# [GIVEN PROBLEM]
Report each line of the data that includes the word "this".
---+---
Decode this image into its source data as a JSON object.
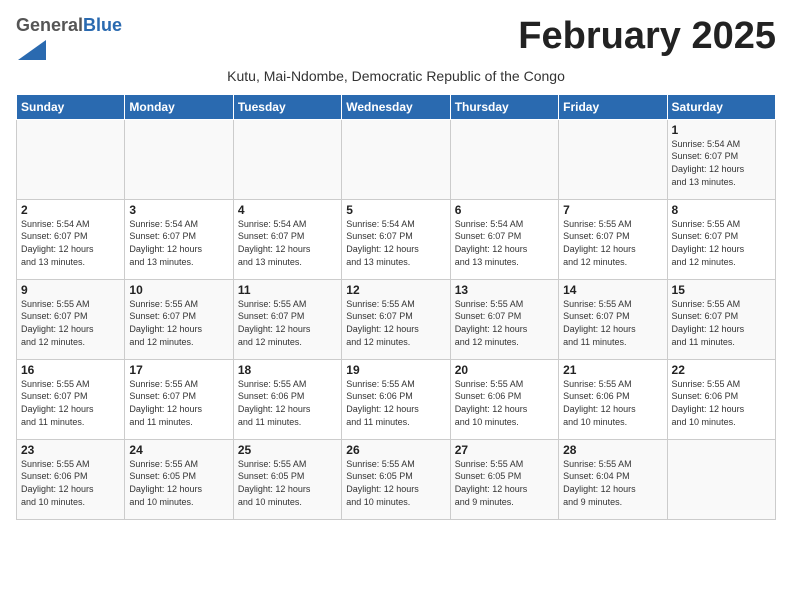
{
  "header": {
    "logo_general": "General",
    "logo_blue": "Blue",
    "month_title": "February 2025",
    "subtitle": "Kutu, Mai-Ndombe, Democratic Republic of the Congo"
  },
  "weekdays": [
    "Sunday",
    "Monday",
    "Tuesday",
    "Wednesday",
    "Thursday",
    "Friday",
    "Saturday"
  ],
  "weeks": [
    [
      {
        "day": "",
        "info": ""
      },
      {
        "day": "",
        "info": ""
      },
      {
        "day": "",
        "info": ""
      },
      {
        "day": "",
        "info": ""
      },
      {
        "day": "",
        "info": ""
      },
      {
        "day": "",
        "info": ""
      },
      {
        "day": "1",
        "info": "Sunrise: 5:54 AM\nSunset: 6:07 PM\nDaylight: 12 hours\nand 13 minutes."
      }
    ],
    [
      {
        "day": "2",
        "info": "Sunrise: 5:54 AM\nSunset: 6:07 PM\nDaylight: 12 hours\nand 13 minutes."
      },
      {
        "day": "3",
        "info": "Sunrise: 5:54 AM\nSunset: 6:07 PM\nDaylight: 12 hours\nand 13 minutes."
      },
      {
        "day": "4",
        "info": "Sunrise: 5:54 AM\nSunset: 6:07 PM\nDaylight: 12 hours\nand 13 minutes."
      },
      {
        "day": "5",
        "info": "Sunrise: 5:54 AM\nSunset: 6:07 PM\nDaylight: 12 hours\nand 13 minutes."
      },
      {
        "day": "6",
        "info": "Sunrise: 5:54 AM\nSunset: 6:07 PM\nDaylight: 12 hours\nand 13 minutes."
      },
      {
        "day": "7",
        "info": "Sunrise: 5:55 AM\nSunset: 6:07 PM\nDaylight: 12 hours\nand 12 minutes."
      },
      {
        "day": "8",
        "info": "Sunrise: 5:55 AM\nSunset: 6:07 PM\nDaylight: 12 hours\nand 12 minutes."
      }
    ],
    [
      {
        "day": "9",
        "info": "Sunrise: 5:55 AM\nSunset: 6:07 PM\nDaylight: 12 hours\nand 12 minutes."
      },
      {
        "day": "10",
        "info": "Sunrise: 5:55 AM\nSunset: 6:07 PM\nDaylight: 12 hours\nand 12 minutes."
      },
      {
        "day": "11",
        "info": "Sunrise: 5:55 AM\nSunset: 6:07 PM\nDaylight: 12 hours\nand 12 minutes."
      },
      {
        "day": "12",
        "info": "Sunrise: 5:55 AM\nSunset: 6:07 PM\nDaylight: 12 hours\nand 12 minutes."
      },
      {
        "day": "13",
        "info": "Sunrise: 5:55 AM\nSunset: 6:07 PM\nDaylight: 12 hours\nand 12 minutes."
      },
      {
        "day": "14",
        "info": "Sunrise: 5:55 AM\nSunset: 6:07 PM\nDaylight: 12 hours\nand 11 minutes."
      },
      {
        "day": "15",
        "info": "Sunrise: 5:55 AM\nSunset: 6:07 PM\nDaylight: 12 hours\nand 11 minutes."
      }
    ],
    [
      {
        "day": "16",
        "info": "Sunrise: 5:55 AM\nSunset: 6:07 PM\nDaylight: 12 hours\nand 11 minutes."
      },
      {
        "day": "17",
        "info": "Sunrise: 5:55 AM\nSunset: 6:07 PM\nDaylight: 12 hours\nand 11 minutes."
      },
      {
        "day": "18",
        "info": "Sunrise: 5:55 AM\nSunset: 6:06 PM\nDaylight: 12 hours\nand 11 minutes."
      },
      {
        "day": "19",
        "info": "Sunrise: 5:55 AM\nSunset: 6:06 PM\nDaylight: 12 hours\nand 11 minutes."
      },
      {
        "day": "20",
        "info": "Sunrise: 5:55 AM\nSunset: 6:06 PM\nDaylight: 12 hours\nand 10 minutes."
      },
      {
        "day": "21",
        "info": "Sunrise: 5:55 AM\nSunset: 6:06 PM\nDaylight: 12 hours\nand 10 minutes."
      },
      {
        "day": "22",
        "info": "Sunrise: 5:55 AM\nSunset: 6:06 PM\nDaylight: 12 hours\nand 10 minutes."
      }
    ],
    [
      {
        "day": "23",
        "info": "Sunrise: 5:55 AM\nSunset: 6:06 PM\nDaylight: 12 hours\nand 10 minutes."
      },
      {
        "day": "24",
        "info": "Sunrise: 5:55 AM\nSunset: 6:05 PM\nDaylight: 12 hours\nand 10 minutes."
      },
      {
        "day": "25",
        "info": "Sunrise: 5:55 AM\nSunset: 6:05 PM\nDaylight: 12 hours\nand 10 minutes."
      },
      {
        "day": "26",
        "info": "Sunrise: 5:55 AM\nSunset: 6:05 PM\nDaylight: 12 hours\nand 10 minutes."
      },
      {
        "day": "27",
        "info": "Sunrise: 5:55 AM\nSunset: 6:05 PM\nDaylight: 12 hours\nand 9 minutes."
      },
      {
        "day": "28",
        "info": "Sunrise: 5:55 AM\nSunset: 6:04 PM\nDaylight: 12 hours\nand 9 minutes."
      },
      {
        "day": "",
        "info": ""
      }
    ]
  ]
}
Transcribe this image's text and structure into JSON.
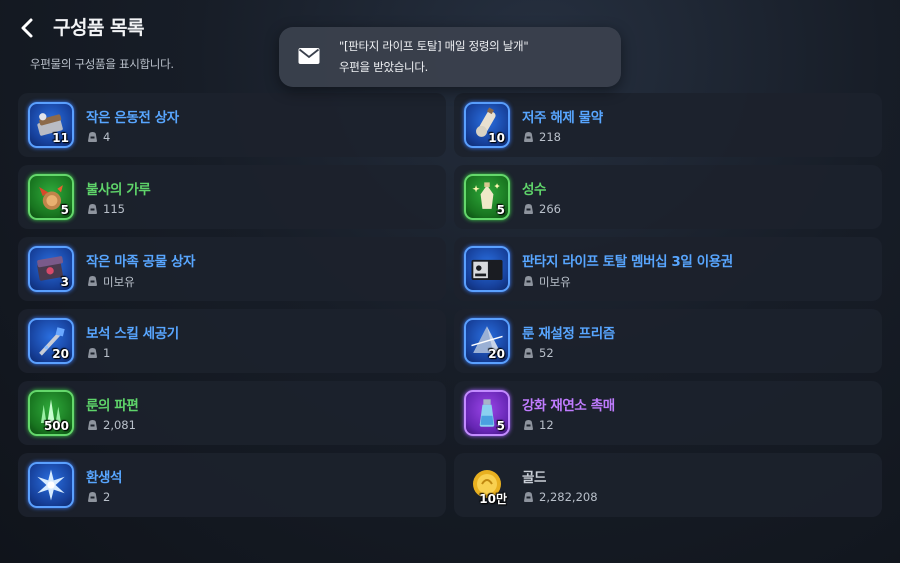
{
  "header": {
    "title": "구성품 목록",
    "subtitle": "우편물의 구성품을 표시합니다."
  },
  "toast": {
    "line1": "\"[판타지 라이프 토탈] 매일 정령의 날개\"",
    "line2": "우편을 받았습니다."
  },
  "colors": {
    "rare_blue": "#58a6ff",
    "uncommon_green": "#5fd46a",
    "epic_purple": "#c07cff"
  },
  "items": [
    {
      "name": "작은 은동전 상자",
      "qty": "11",
      "owned": "4",
      "grade": "blue",
      "icon": "coin-box-icon"
    },
    {
      "name": "저주 해제 물약",
      "qty": "10",
      "owned": "218",
      "grade": "blue",
      "icon": "potion-icon"
    },
    {
      "name": "불사의 가루",
      "qty": "5",
      "owned": "115",
      "grade": "green",
      "icon": "dust-icon"
    },
    {
      "name": "성수",
      "qty": "5",
      "owned": "266",
      "grade": "green",
      "icon": "holy-water-icon"
    },
    {
      "name": "작은 마족 공물 상자",
      "qty": "3",
      "owned": "미보유",
      "grade": "blue",
      "icon": "demon-box-icon"
    },
    {
      "name": "판타지 라이프 토탈 멤버십 3일 이용권",
      "qty": "",
      "owned": "미보유",
      "grade": "blue",
      "icon": "membership-ticket-icon"
    },
    {
      "name": "보석 스킬 세공기",
      "qty": "20",
      "owned": "1",
      "grade": "blue",
      "icon": "gem-tool-icon"
    },
    {
      "name": "룬 재설정 프리즘",
      "qty": "20",
      "owned": "52",
      "grade": "blue",
      "icon": "prism-icon"
    },
    {
      "name": "룬의 파편",
      "qty": "500",
      "owned": "2,081",
      "grade": "green",
      "icon": "rune-shard-icon"
    },
    {
      "name": "강화 재연소 촉매",
      "qty": "5",
      "owned": "12",
      "grade": "purple",
      "icon": "catalyst-icon"
    },
    {
      "name": "환생석",
      "qty": "",
      "owned": "2",
      "grade": "blue",
      "icon": "rebirth-stone-icon"
    },
    {
      "name": "골드",
      "qty": "10만",
      "owned": "2,282,208",
      "grade": "gray",
      "icon": "gold-coin-icon"
    }
  ]
}
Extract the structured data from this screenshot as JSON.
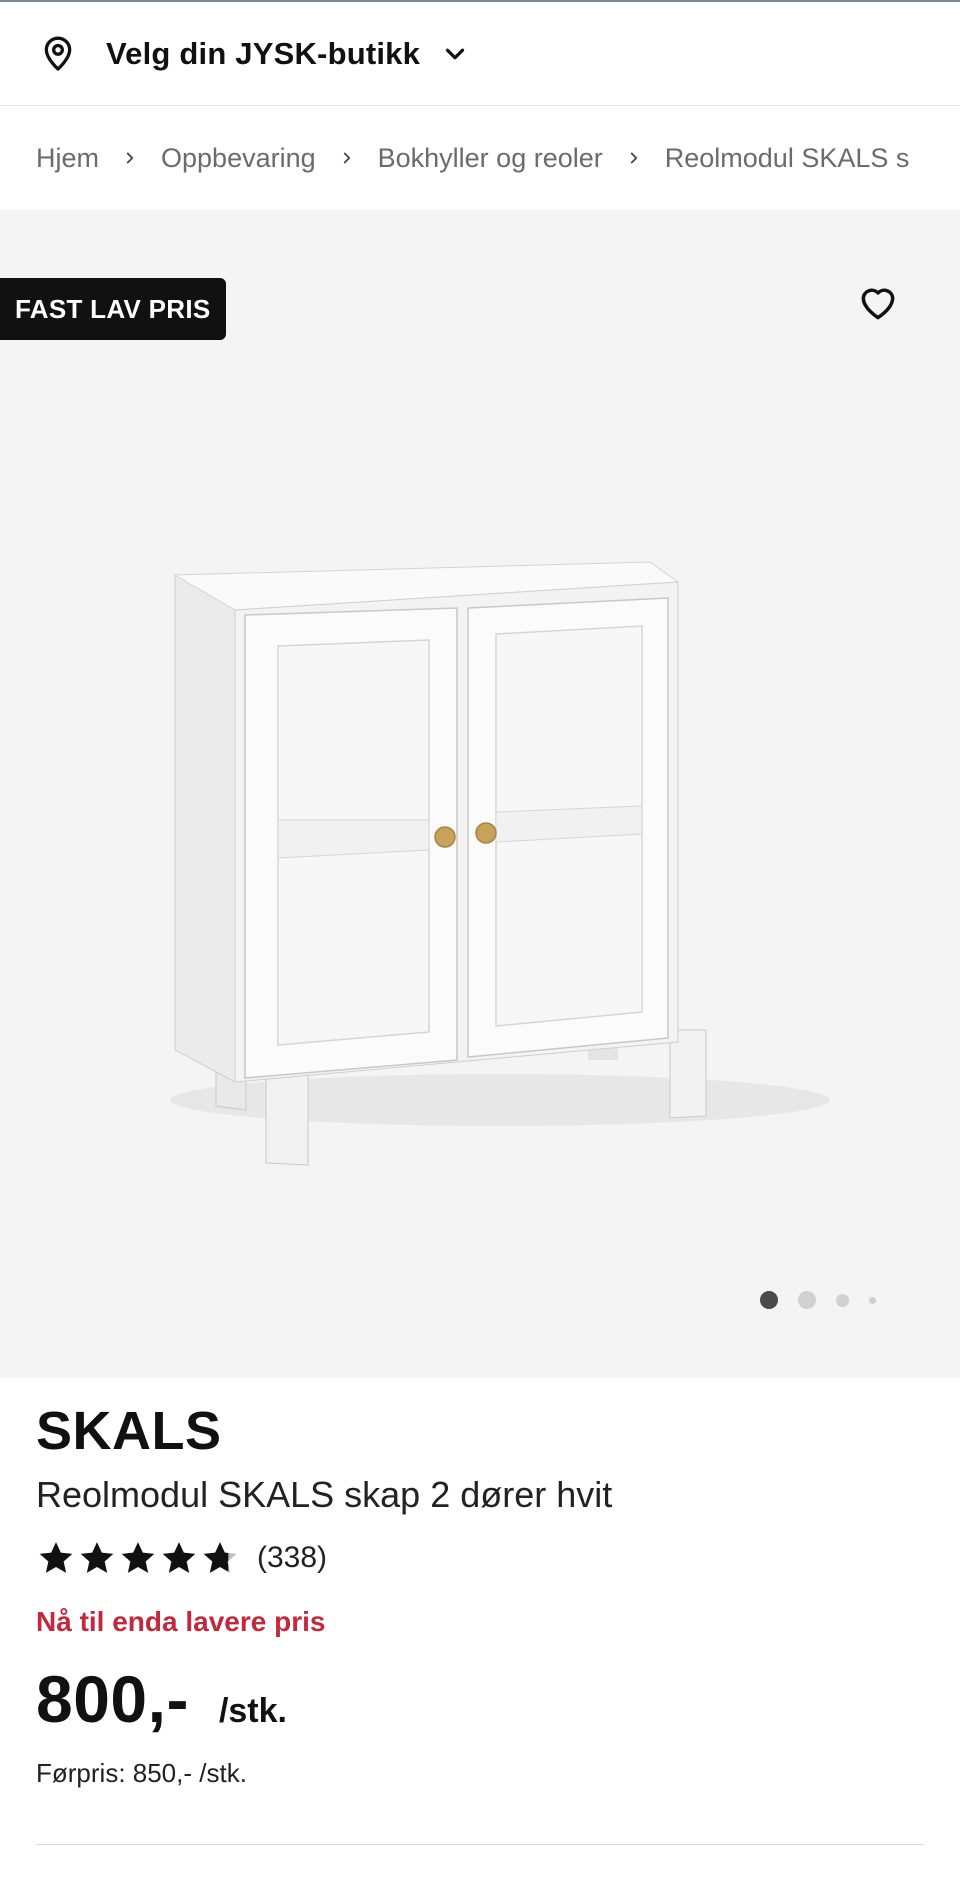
{
  "header": {
    "store_label": "Velg din JYSK-butikk",
    "pin_icon": "location-pin-icon",
    "chevron_icon": "chevron-down-icon"
  },
  "breadcrumb": {
    "items": [
      "Hjem",
      "Oppbevaring",
      "Bokhyller og reoler",
      "Reolmodul SKALS s"
    ]
  },
  "gallery": {
    "badge": "FAST LAV PRIS",
    "favorite_icon": "heart-outline-icon",
    "image_count": 4,
    "active_image": 1
  },
  "product": {
    "brand": "SKALS",
    "name": "Reolmodul SKALS skap 2 dører hvit",
    "rating": 4.7,
    "rating_count": "(338)",
    "promo_text": "Nå til enda lavere pris",
    "price": "800,-",
    "unit": "/stk.",
    "before_price": "Førpris: 850,- /stk."
  },
  "colors": {
    "promo": "#c4283c",
    "badge_bg": "#111111",
    "gallery_bg": "#f4f4f4",
    "text": "#111111"
  }
}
---+---
# [TASK ANSWER]
Decode this image into its source data as a JSON object.
Transcribe this image's text and structure into JSON.
Extract the structured data from this screenshot as JSON.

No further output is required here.